┌──

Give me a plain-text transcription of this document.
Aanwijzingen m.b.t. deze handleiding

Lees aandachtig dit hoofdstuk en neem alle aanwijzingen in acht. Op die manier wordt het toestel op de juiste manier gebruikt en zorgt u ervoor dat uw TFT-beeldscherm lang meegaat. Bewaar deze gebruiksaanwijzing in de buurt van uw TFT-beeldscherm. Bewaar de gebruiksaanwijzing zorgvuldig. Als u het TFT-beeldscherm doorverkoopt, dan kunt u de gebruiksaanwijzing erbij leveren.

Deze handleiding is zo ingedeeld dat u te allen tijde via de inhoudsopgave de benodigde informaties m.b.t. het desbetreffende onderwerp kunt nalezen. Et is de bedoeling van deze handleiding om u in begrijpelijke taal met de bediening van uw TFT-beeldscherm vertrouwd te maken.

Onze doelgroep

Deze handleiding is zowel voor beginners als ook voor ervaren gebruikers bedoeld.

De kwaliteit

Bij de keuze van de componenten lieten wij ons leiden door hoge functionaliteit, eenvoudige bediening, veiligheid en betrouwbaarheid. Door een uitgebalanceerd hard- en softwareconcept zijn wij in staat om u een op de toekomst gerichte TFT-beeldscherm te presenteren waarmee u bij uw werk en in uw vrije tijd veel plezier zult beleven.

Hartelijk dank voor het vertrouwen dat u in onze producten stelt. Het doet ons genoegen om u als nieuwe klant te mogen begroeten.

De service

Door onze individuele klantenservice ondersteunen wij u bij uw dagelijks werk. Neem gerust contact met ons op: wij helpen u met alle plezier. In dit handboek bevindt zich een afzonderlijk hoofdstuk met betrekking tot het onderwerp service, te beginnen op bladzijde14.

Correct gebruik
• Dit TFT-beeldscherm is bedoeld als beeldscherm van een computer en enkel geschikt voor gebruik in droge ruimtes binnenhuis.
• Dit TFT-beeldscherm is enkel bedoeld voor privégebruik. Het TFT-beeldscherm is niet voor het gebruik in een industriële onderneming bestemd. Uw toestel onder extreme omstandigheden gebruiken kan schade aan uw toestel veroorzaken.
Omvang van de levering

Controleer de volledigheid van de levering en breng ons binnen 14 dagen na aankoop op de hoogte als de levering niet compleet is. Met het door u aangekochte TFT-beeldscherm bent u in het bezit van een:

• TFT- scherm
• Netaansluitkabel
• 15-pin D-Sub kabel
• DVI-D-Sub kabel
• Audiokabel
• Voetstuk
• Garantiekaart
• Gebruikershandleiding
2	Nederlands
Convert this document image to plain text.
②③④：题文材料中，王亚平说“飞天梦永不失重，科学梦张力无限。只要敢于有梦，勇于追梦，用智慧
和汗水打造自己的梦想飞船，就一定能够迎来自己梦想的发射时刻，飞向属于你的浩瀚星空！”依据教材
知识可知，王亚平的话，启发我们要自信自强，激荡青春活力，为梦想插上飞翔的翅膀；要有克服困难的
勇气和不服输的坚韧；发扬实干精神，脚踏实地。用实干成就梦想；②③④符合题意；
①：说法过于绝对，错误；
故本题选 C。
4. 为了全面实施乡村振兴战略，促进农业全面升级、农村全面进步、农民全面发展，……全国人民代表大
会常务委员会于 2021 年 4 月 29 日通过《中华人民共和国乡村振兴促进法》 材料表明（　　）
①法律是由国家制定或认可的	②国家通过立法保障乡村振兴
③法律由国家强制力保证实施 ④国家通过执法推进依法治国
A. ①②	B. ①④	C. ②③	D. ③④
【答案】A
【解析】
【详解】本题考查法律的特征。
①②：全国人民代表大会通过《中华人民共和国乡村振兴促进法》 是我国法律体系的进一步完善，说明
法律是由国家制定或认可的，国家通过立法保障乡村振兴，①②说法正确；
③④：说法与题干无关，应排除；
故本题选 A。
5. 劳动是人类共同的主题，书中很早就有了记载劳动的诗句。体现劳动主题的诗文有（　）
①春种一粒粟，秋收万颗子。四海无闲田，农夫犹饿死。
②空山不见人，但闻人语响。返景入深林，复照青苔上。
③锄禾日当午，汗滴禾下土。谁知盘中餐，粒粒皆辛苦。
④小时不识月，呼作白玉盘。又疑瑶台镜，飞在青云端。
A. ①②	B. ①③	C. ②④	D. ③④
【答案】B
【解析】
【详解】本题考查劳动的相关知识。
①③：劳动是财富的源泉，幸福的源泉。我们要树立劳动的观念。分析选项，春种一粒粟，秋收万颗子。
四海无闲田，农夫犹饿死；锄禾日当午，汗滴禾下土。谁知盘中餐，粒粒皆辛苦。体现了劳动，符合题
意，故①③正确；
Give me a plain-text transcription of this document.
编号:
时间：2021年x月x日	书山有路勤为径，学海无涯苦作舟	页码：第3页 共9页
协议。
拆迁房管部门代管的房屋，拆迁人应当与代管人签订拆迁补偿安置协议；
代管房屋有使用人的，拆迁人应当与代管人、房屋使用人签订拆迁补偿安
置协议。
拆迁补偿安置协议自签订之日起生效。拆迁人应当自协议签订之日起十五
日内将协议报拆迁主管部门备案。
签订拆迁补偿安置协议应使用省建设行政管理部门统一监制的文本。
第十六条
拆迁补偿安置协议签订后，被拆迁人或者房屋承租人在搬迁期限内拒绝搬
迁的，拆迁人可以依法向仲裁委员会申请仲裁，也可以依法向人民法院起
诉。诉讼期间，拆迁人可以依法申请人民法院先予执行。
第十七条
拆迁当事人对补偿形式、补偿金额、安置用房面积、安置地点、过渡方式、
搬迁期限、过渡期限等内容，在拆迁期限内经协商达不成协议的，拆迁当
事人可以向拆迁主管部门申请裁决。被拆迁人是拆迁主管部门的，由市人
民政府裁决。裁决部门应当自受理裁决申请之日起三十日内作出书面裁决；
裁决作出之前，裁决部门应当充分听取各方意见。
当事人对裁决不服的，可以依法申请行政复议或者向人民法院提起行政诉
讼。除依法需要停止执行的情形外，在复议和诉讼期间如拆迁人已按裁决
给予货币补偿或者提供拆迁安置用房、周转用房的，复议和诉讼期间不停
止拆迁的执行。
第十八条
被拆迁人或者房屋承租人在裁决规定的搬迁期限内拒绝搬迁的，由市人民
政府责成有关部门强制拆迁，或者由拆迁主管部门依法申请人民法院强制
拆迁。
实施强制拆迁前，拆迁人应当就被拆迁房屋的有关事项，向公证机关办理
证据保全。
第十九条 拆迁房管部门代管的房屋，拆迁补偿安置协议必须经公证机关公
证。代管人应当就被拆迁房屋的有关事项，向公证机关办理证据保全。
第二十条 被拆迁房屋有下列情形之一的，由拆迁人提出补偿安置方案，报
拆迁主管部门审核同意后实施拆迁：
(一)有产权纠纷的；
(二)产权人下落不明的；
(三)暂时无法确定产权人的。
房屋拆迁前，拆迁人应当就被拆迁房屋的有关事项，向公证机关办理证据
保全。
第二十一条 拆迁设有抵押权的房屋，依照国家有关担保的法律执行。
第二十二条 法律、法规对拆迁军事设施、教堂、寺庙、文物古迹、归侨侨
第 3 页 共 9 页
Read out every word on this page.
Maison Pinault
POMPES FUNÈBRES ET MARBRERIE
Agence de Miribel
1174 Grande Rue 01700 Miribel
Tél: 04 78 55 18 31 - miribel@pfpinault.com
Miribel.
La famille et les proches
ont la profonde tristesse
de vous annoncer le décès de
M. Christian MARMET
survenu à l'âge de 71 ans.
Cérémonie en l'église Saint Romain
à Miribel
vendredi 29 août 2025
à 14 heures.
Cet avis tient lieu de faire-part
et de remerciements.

└──

- [EXERCISE TASK]: From the line containing "Read out every word on this page." to the last line of the material, please quote every line exactly and only those.

- [OUTPUT]:
Read out every word on this page.
Maison Pinault
POMPES FUNÈBRES ET MARBRERIE
Agence de Miribel
1174 Grande Rue 01700 Miribel
Tél: 04 78 55 18 31 - miribel@pfpinault.com
Miribel.
La famille et les proches
ont la profonde tristesse
de vous annoncer le décès de
M. Christian MARMET
survenu à l'âge de 71 ans.
Cérémonie en l'église Saint Romain
à Miribel
vendredi 29 août 2025
à 14 heures.
Cet avis tient lieu de faire-part
et de remerciements.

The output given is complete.